**SOURCE RECORDS:**
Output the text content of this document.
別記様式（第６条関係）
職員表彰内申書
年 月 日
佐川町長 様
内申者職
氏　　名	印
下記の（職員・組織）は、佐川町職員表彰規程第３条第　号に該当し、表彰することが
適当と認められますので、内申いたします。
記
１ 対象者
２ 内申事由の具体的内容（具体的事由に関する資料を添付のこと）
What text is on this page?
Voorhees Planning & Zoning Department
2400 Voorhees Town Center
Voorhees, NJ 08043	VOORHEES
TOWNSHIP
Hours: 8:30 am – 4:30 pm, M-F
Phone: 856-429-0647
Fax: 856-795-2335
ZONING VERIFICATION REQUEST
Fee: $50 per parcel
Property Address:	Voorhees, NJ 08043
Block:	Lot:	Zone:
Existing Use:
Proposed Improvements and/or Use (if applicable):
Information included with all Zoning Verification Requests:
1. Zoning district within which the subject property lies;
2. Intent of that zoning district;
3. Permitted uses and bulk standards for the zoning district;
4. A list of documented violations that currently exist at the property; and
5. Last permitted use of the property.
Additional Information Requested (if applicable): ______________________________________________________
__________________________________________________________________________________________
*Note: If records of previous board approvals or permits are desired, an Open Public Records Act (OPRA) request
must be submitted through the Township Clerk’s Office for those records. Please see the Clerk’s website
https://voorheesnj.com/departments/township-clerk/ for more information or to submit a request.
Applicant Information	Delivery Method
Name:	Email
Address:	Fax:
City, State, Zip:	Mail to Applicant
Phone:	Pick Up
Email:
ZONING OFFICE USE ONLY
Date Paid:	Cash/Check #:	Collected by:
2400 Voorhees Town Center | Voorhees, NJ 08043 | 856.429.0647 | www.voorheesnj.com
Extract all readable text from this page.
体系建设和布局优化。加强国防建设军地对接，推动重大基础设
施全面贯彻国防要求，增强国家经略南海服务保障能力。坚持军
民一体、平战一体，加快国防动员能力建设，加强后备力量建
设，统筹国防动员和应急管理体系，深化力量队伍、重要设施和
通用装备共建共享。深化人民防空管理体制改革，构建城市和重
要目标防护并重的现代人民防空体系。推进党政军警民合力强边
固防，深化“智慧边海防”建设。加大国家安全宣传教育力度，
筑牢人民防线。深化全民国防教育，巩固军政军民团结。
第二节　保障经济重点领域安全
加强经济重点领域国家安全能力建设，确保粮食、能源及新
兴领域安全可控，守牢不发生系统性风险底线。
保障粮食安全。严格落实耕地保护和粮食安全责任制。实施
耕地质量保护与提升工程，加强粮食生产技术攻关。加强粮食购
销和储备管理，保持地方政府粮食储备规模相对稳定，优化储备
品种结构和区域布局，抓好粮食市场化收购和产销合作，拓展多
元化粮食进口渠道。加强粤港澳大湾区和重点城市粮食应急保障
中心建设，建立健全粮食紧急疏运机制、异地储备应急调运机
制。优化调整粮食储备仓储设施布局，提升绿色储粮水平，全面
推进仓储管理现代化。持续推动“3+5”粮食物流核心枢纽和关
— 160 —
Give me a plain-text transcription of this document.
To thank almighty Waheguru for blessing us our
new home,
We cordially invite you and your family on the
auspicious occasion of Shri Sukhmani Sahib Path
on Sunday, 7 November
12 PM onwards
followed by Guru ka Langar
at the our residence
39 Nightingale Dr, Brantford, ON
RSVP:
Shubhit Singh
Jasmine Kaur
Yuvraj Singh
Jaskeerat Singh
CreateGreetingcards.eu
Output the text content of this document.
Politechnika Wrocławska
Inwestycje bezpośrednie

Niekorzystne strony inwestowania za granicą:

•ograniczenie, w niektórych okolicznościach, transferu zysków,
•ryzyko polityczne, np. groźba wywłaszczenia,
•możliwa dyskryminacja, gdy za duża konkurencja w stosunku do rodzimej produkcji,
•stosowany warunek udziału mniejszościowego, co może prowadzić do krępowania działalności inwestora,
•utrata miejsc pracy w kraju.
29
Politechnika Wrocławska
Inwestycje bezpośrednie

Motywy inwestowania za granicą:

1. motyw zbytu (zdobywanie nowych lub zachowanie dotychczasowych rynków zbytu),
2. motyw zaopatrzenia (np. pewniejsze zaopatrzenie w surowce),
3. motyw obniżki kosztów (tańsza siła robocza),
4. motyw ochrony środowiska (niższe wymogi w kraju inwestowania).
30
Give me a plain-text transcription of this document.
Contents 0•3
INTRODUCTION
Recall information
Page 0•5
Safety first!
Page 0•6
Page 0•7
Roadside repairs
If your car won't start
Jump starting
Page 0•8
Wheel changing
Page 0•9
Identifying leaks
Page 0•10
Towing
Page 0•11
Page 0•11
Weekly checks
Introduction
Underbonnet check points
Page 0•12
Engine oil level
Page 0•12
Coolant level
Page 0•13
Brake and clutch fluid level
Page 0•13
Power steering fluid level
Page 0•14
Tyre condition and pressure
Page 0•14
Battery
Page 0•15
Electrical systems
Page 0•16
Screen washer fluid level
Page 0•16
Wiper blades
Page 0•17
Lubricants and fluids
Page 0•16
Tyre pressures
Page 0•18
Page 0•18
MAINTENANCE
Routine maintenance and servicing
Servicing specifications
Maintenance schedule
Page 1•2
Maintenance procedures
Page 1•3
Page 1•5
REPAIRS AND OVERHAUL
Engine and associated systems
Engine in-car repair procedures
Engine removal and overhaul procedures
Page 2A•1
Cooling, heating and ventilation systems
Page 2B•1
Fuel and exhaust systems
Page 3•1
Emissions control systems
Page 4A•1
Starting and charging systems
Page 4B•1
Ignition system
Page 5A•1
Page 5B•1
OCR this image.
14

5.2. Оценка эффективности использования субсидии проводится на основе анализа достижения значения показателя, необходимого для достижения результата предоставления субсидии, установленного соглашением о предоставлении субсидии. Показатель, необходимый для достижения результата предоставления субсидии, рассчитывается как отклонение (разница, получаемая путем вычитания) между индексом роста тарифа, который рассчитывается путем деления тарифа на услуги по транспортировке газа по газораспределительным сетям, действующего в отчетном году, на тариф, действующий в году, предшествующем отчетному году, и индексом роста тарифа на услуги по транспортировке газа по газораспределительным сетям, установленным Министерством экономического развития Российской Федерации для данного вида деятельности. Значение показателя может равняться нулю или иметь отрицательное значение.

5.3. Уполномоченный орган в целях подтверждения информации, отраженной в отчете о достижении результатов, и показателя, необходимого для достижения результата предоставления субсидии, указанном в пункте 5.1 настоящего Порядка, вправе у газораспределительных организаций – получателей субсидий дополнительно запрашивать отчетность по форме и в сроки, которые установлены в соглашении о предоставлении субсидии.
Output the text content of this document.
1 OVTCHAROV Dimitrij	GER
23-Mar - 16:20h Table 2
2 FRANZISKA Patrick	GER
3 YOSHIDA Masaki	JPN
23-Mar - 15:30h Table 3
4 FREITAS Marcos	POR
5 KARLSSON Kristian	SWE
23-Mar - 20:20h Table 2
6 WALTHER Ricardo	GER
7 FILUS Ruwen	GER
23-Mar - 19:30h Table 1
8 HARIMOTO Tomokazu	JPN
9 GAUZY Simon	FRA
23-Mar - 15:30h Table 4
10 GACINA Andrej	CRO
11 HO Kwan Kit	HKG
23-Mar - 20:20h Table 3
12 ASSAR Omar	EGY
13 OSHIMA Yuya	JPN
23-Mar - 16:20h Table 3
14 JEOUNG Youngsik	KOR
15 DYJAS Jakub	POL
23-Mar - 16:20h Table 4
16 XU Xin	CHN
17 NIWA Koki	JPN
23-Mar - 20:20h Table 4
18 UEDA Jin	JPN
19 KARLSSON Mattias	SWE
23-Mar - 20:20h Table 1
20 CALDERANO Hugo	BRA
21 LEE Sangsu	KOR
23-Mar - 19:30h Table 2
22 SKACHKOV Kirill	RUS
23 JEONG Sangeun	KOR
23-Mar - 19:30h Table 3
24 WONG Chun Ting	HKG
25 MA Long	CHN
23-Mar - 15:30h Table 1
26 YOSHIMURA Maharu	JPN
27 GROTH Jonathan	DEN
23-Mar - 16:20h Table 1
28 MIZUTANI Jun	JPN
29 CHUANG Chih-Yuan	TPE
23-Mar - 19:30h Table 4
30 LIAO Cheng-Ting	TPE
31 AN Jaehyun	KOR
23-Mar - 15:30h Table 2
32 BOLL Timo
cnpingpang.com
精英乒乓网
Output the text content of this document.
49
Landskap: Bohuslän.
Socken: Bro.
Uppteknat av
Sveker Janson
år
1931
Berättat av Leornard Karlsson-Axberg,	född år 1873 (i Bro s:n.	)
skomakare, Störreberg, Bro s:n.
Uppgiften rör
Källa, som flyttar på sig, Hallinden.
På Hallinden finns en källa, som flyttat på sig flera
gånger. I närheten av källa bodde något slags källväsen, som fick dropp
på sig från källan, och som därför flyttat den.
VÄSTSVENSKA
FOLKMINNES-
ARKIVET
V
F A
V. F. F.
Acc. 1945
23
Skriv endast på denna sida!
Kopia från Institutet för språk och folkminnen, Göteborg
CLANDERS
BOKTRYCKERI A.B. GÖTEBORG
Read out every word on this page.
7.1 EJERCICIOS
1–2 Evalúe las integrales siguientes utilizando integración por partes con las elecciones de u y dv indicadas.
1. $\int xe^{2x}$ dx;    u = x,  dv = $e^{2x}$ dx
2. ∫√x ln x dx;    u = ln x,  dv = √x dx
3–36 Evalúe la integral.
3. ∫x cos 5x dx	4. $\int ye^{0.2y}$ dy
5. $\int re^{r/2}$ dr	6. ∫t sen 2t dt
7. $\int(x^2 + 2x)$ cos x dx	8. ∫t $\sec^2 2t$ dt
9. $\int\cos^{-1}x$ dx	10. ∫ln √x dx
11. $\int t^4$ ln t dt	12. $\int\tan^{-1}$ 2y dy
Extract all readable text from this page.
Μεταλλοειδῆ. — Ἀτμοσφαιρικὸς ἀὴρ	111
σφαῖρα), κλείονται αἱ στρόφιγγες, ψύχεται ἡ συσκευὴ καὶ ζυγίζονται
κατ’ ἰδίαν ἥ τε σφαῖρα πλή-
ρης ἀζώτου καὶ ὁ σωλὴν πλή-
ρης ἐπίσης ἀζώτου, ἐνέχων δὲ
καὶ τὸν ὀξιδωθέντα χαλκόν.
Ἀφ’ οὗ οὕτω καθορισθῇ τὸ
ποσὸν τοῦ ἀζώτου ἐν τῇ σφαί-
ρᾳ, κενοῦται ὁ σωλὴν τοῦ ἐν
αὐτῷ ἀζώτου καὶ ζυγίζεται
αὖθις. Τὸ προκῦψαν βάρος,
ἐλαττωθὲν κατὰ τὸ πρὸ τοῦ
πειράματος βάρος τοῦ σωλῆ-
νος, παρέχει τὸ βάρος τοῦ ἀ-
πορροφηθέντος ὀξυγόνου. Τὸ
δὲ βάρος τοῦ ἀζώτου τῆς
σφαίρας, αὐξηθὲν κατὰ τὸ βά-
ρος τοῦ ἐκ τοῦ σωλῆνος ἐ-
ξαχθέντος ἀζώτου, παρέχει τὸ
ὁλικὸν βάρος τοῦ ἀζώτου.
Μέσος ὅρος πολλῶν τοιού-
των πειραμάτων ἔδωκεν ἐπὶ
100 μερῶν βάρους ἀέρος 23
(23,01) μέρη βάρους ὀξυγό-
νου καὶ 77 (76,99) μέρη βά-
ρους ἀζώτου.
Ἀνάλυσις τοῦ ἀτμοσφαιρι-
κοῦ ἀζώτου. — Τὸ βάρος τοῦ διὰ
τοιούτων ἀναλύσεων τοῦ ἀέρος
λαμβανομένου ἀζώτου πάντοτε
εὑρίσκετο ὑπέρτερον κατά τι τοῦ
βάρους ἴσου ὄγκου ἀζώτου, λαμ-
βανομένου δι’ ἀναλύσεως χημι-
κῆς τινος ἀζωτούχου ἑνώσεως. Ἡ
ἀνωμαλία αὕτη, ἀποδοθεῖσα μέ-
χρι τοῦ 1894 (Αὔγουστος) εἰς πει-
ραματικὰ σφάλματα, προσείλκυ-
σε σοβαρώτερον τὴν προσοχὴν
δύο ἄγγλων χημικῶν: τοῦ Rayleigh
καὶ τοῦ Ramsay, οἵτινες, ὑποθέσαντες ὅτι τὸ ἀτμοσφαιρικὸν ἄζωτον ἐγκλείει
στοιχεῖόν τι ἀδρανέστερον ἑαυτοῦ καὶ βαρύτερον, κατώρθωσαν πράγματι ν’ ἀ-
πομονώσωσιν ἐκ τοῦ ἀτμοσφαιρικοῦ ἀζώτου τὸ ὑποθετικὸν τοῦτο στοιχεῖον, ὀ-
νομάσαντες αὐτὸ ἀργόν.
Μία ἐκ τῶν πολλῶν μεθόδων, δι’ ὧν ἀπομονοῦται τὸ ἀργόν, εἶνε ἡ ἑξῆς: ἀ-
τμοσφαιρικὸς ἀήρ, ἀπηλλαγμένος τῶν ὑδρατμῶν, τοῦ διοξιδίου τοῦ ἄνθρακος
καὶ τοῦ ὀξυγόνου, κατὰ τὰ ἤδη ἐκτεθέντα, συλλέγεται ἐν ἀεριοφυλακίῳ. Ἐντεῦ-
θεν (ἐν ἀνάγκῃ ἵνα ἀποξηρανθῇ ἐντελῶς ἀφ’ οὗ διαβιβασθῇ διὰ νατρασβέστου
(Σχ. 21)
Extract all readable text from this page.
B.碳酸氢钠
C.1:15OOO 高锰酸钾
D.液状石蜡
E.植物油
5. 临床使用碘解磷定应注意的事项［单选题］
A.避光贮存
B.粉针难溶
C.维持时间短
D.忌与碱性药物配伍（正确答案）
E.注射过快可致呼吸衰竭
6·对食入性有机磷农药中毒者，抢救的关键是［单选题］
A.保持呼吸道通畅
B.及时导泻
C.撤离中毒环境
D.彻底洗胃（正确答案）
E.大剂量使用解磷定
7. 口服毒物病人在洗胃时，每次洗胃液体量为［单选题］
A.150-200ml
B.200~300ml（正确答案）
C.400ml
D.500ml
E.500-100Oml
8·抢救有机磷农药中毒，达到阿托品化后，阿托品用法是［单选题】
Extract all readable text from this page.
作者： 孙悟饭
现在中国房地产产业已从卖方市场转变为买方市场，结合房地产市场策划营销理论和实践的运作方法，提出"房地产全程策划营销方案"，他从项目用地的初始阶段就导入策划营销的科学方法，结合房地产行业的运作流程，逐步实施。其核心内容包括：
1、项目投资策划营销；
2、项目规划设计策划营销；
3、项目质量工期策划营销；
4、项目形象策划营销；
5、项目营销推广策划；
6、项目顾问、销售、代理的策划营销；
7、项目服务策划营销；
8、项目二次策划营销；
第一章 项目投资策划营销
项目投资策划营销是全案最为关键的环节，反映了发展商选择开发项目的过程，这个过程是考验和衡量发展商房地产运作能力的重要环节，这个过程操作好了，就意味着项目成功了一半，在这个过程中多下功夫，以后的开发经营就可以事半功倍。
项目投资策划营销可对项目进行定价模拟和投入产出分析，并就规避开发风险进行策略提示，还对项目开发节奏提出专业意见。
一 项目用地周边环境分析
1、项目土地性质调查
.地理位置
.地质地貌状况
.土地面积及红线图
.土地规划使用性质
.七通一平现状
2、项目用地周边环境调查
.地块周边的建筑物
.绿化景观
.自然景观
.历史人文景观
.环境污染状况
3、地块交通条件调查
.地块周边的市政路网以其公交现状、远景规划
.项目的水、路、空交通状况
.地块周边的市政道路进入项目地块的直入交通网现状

**EXERCISE PROMPT:** Look through the material above and pick out each line holding the word "district".

**FULL ANSWER:**
1. Zoning district within which the subject property lies;
2. Intent of that zoning district;
3. Permitted uses and bulk standards for the zoning district;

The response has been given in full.